• DATA EXTRACT:

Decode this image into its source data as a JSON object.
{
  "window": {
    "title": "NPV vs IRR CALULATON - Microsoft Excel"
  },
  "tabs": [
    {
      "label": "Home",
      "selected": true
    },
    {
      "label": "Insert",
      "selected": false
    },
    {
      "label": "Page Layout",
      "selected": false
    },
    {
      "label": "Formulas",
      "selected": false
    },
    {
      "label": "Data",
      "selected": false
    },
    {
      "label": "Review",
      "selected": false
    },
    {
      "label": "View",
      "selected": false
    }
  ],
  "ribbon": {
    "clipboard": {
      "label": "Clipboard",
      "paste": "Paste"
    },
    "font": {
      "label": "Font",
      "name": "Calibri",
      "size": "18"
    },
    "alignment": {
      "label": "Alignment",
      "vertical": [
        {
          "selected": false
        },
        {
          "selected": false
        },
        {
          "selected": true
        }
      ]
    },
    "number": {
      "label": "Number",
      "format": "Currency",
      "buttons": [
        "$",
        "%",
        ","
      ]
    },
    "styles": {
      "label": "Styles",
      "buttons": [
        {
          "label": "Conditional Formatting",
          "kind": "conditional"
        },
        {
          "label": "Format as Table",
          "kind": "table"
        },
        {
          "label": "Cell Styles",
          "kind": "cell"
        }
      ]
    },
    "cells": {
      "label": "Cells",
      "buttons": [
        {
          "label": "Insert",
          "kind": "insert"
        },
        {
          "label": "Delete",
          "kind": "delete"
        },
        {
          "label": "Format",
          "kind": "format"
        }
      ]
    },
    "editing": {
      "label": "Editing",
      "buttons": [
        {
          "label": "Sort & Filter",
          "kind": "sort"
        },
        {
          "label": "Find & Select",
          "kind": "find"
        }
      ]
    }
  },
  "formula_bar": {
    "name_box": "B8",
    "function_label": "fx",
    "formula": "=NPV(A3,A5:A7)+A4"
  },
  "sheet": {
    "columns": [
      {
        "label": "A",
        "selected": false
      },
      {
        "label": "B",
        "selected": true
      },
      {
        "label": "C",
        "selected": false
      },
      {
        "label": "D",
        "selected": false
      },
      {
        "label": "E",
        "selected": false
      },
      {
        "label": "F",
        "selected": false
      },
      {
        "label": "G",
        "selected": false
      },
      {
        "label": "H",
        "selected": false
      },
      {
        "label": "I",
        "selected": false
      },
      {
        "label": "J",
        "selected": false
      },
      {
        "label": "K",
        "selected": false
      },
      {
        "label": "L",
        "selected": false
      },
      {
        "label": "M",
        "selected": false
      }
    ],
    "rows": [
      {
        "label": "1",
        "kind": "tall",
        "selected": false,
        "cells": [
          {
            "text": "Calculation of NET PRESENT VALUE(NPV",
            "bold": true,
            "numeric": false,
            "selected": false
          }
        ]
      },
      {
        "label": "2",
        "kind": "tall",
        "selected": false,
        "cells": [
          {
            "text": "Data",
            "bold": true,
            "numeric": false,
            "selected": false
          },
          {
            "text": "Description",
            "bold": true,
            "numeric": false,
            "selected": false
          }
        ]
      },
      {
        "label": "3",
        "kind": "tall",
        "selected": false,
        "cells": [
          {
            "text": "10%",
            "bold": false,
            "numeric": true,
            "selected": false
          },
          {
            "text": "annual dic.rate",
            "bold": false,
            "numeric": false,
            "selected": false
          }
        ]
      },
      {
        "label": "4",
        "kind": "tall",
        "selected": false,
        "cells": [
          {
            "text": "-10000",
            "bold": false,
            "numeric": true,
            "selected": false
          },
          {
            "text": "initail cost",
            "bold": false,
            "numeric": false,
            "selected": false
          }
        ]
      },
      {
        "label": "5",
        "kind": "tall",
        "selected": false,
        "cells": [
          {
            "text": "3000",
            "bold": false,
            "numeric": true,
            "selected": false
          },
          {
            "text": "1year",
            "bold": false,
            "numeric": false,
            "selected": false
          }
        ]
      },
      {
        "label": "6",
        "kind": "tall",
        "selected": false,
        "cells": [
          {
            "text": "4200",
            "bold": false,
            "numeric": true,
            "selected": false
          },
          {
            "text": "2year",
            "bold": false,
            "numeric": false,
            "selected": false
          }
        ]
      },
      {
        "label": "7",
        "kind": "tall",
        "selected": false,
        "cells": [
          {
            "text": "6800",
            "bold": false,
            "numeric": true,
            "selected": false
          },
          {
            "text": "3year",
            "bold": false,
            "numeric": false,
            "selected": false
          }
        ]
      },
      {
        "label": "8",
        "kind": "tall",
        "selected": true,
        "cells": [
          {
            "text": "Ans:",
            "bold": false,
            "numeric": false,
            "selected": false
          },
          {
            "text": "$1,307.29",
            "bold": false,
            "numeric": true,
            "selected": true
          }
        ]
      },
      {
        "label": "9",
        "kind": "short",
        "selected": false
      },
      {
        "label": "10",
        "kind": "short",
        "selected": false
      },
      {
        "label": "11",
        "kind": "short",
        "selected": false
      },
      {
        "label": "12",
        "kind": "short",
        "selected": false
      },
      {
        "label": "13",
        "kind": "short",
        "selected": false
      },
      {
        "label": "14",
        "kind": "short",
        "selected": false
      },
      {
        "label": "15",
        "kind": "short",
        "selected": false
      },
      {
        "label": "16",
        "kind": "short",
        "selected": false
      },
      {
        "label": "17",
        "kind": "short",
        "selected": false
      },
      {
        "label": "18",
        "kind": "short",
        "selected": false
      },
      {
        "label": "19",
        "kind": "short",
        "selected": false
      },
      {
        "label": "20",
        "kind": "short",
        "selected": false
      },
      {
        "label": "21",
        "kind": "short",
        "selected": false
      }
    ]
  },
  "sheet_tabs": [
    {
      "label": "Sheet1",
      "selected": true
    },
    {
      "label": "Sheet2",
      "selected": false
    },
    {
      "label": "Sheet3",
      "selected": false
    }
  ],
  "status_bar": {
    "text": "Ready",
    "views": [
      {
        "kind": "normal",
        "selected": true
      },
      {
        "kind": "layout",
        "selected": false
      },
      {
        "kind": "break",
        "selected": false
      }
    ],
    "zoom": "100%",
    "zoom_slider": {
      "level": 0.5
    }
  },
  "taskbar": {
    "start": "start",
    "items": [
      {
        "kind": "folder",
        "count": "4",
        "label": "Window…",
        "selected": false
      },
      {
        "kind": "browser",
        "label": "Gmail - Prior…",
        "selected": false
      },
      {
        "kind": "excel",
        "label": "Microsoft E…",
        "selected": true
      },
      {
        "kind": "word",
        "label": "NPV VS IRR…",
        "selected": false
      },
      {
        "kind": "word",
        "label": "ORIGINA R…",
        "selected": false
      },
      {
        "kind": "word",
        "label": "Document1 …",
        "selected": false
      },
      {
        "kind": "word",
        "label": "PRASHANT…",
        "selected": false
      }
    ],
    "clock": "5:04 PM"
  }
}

• WHAT THE TASK ASKS:
Restate each of the entries above verbatim.

• IN RESPONSE:
Decode this image into its source data as a JSON object.
{
  "window": {
    "title": "NPV vs IRR CALULATON - Microsoft Excel"
  },
  "tabs": [
    {
      "label": "Home",
      "selected": true
    },
    {
      "label": "Insert",
      "selected": false
    },
    {
      "label": "Page Layout",
      "selected": false
    },
    {
      "label": "Formulas",
      "selected": false
    },
    {
      "label": "Data",
      "selected": false
    },
    {
      "label": "Review",
      "selected": false
    },
    {
      "label": "View",
      "selected": false
    }
  ],
  "ribbon": {
    "clipboard": {
      "label": "Clipboard",
      "paste": "Paste"
    },
    "font": {
      "label": "Font",
      "name": "Calibri",
      "size": "18"
    },
    "alignment": {
      "label": "Alignment",
      "vertical": [
        {
          "selected": false
        },
        {
          "selected": false
        },
        {
          "selected": true
        }
      ]
    },
    "number": {
      "label": "Number",
      "format": "Currency",
      "buttons": [
        "$",
        "%",
        ","
      ]
    },
    "styles": {
      "label": "Styles",
      "buttons": [
        {
          "label": "Conditional Formatting",
          "kind": "conditional"
        },
        {
          "label": "Format as Table",
          "kind": "table"
        },
        {
          "label": "Cell Styles",
          "kind": "cell"
        }
      ]
    },
    "cells": {
      "label": "Cells",
      "buttons": [
        {
          "label": "Insert",
          "kind": "insert"
        },
        {
          "label": "Delete",
          "kind": "delete"
        },
        {
          "label": "Format",
          "kind": "format"
        }
      ]
    },
    "editing": {
      "label": "Editing",
      "buttons": [
        {
          "label": "Sort & Filter",
          "kind": "sort"
        },
        {
          "label": "Find & Select",
          "kind": "find"
        }
      ]
    }
  },
  "formula_bar": {
    "name_box": "B8",
    "function_label": "fx",
    "formula": "=NPV(A3,A5:A7)+A4"
  },
  "sheet": {
    "columns": [
      {
        "label": "A",
        "selected": false
      },
      {
        "label": "B",
        "selected": true
      },
      {
        "label": "C",
        "selected": false
      },
      {
        "label": "D",
        "selected": false
      },
      {
        "label": "E",
        "selected": false
      },
      {
        "label": "F",
        "selected": false
      },
      {
        "label": "G",
        "selected": false
      },
      {
        "label": "H",
        "selected": false
      },
      {
        "label": "I",
        "selected": false
      },
      {
        "label": "J",
        "selected": false
      },
      {
        "label": "K",
        "selected": false
      },
      {
        "label": "L",
        "selected": false
      },
      {
        "label": "M",
        "selected": false
      }
    ],
    "rows": [
      {
        "label": "1",
        "kind": "tall",
        "selected": false,
        "cells": [
          {
            "text": "Calculation of NET PRESENT VALUE(NPV",
            "bold": true,
            "numeric": false,
            "selected": false
          }
        ]
      },
      {
        "label": "2",
        "kind": "tall",
        "selected": false,
        "cells": [
          {
            "text": "Data",
            "bold": true,
            "numeric": false,
            "selected": false
          },
          {
            "text": "Description",
            "bold": true,
            "numeric": false,
            "selected": false
          }
        ]
      },
      {
        "label": "3",
        "kind": "tall",
        "selected": false,
        "cells": [
          {
            "text": "10%",
            "bold": false,
            "numeric": true,
            "selected": false
          },
          {
            "text": "annual dic.rate",
            "bold": false,
            "numeric": false,
            "selected": false
          }
        ]
      },
      {
        "label": "4",
        "kind": "tall",
        "selected": false,
        "cells": [
          {
            "text": "-10000",
            "bold": false,
            "numeric": true,
            "selected": false
          },
          {
            "text": "initail cost",
            "bold": false,
            "numeric": false,
            "selected": false
          }
        ]
      },
      {
        "label": "5",
        "kind": "tall",
        "selected": false,
        "cells": [
          {
            "text": "3000",
            "bold": false,
            "numeric": true,
            "selected": false
          },
          {
            "text": "1year",
            "bold": false,
            "numeric": false,
            "selected": false
          }
        ]
      },
      {
        "label": "6",
        "kind": "tall",
        "selected": false,
        "cells": [
          {
            "text": "4200",
            "bold": false,
            "numeric": true,
            "selected": false
          },
          {
            "text": "2year",
            "bold": false,
            "numeric": false,
            "selected": false
          }
        ]
      },
      {
        "label": "7",
        "kind": "tall",
        "selected": false,
        "cells": [
          {
            "text": "6800",
            "bold": false,
            "numeric": true,
            "selected": false
          },
          {
            "text": "3year",
            "bold": false,
            "numeric": false,
            "selected": false
          }
        ]
      },
      {
        "label": "8",
        "kind": "tall",
        "selected": true,
        "cells": [
          {
            "text": "Ans:",
            "bold": false,
            "numeric": false,
            "selected": false
          },
          {
            "text": "$1,307.29",
            "bold": false,
            "numeric": true,
            "selected": true
          }
        ]
      },
      {
        "label": "9",
        "kind": "short",
        "selected": false
      },
      {
        "label": "10",
        "kind": "short",
        "selected": false
      },
      {
        "label": "11",
        "kind": "short",
        "selected": false
      },
      {
        "label": "12",
        "kind": "short",
        "selected": false
      },
      {
        "label": "13",
        "kind": "short",
        "selected": false
      },
      {
        "label": "14",
        "kind": "short",
        "selected": false
      },
      {
        "label": "15",
        "kind": "short",
        "selected": false
      },
      {
        "label": "16",
        "kind": "short",
        "selected": false
      },
      {
        "label": "17",
        "kind": "short",
        "selected": false
      },
      {
        "label": "18",
        "kind": "short",
        "selected": false
      },
      {
        "label": "19",
        "kind": "short",
        "selected": false
      },
      {
        "label": "20",
        "kind": "short",
        "selected": false
      },
      {
        "label": "21",
        "kind": "short",
        "selected": false
      }
    ]
  },
  "sheet_tabs": [
    {
      "label": "Sheet1",
      "selected": true
    },
    {
      "label": "Sheet2",
      "selected": false
    },
    {
      "label": "Sheet3",
      "selected": false
    }
  ],
  "status_bar": {
    "text": "Ready",
    "views": [
      {
        "kind": "normal",
        "selected": true
      },
      {
        "kind": "layout",
        "selected": false
      },
      {
        "kind": "break",
        "selected": false
      }
    ],
    "zoom": "100%",
    "zoom_slider": {
      "level": 0.5
    }
  },
  "taskbar": {
    "start": "start",
    "items": [
      {
        "kind": "folder",
        "count": "4",
        "label": "Window…",
        "selected": false
      },
      {
        "kind": "browser",
        "label": "Gmail - Prior…",
        "selected": false
      },
      {
        "kind": "excel",
        "label": "Microsoft E…",
        "selected": true
      },
      {
        "kind": "word",
        "label": "NPV VS IRR…",
        "selected": false
      },
      {
        "kind": "word",
        "label": "ORIGINA R…",
        "selected": false
      },
      {
        "kind": "word",
        "label": "Document1 …",
        "selected": false
      },
      {
        "kind": "word",
        "label": "PRASHANT…",
        "selected": false
      }
    ],
    "clock": "5:04 PM"
  }
}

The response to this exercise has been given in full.